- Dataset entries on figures
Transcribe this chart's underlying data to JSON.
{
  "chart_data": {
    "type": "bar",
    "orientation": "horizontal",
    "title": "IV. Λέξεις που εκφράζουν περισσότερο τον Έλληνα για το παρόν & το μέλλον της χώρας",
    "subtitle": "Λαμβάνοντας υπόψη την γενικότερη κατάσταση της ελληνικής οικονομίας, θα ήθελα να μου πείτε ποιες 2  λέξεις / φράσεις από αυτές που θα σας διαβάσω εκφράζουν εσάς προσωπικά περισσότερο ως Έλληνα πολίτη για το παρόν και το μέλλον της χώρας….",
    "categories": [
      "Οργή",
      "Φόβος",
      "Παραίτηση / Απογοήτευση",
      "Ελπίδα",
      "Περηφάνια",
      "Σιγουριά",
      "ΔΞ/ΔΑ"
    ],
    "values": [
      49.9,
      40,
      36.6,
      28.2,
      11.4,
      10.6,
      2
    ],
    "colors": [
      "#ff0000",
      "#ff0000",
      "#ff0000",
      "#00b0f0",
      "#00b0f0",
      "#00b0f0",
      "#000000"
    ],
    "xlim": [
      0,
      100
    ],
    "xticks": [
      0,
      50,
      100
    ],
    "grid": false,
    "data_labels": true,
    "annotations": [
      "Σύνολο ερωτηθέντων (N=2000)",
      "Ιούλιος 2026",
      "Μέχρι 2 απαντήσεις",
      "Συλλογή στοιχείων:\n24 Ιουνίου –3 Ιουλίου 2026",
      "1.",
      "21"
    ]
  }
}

- Directions
All of the entries must be quoted exactly; please include each one.

- Worked solution
Transcribe this chart's underlying data to JSON.
{
  "chart_data": {
    "type": "bar",
    "orientation": "horizontal",
    "title": "IV. Λέξεις που εκφράζουν περισσότερο τον Έλληνα για το παρόν & το μέλλον της χώρας",
    "subtitle": "Λαμβάνοντας υπόψη την γενικότερη κατάσταση της ελληνικής οικονομίας, θα ήθελα να μου πείτε ποιες 2  λέξεις / φράσεις από αυτές που θα σας διαβάσω εκφράζουν εσάς προσωπικά περισσότερο ως Έλληνα πολίτη για το παρόν και το μέλλον της χώρας….",
    "categories": [
      "Οργή",
      "Φόβος",
      "Παραίτηση / Απογοήτευση",
      "Ελπίδα",
      "Περηφάνια",
      "Σιγουριά",
      "ΔΞ/ΔΑ"
    ],
    "values": [
      49.9,
      40,
      36.6,
      28.2,
      11.4,
      10.6,
      2
    ],
    "colors": [
      "#ff0000",
      "#ff0000",
      "#ff0000",
      "#00b0f0",
      "#00b0f0",
      "#00b0f0",
      "#000000"
    ],
    "xlim": [
      0,
      100
    ],
    "xticks": [
      0,
      50,
      100
    ],
    "grid": false,
    "data_labels": true,
    "annotations": [
      "Σύνολο ερωτηθέντων (N=2000)",
      "Ιούλιος 2026",
      "Μέχρι 2 απαντήσεις",
      "Συλλογή στοιχείων:\n24 Ιουνίου –3 Ιουλίου 2026",
      "1.",
      "21"
    ]
  }
}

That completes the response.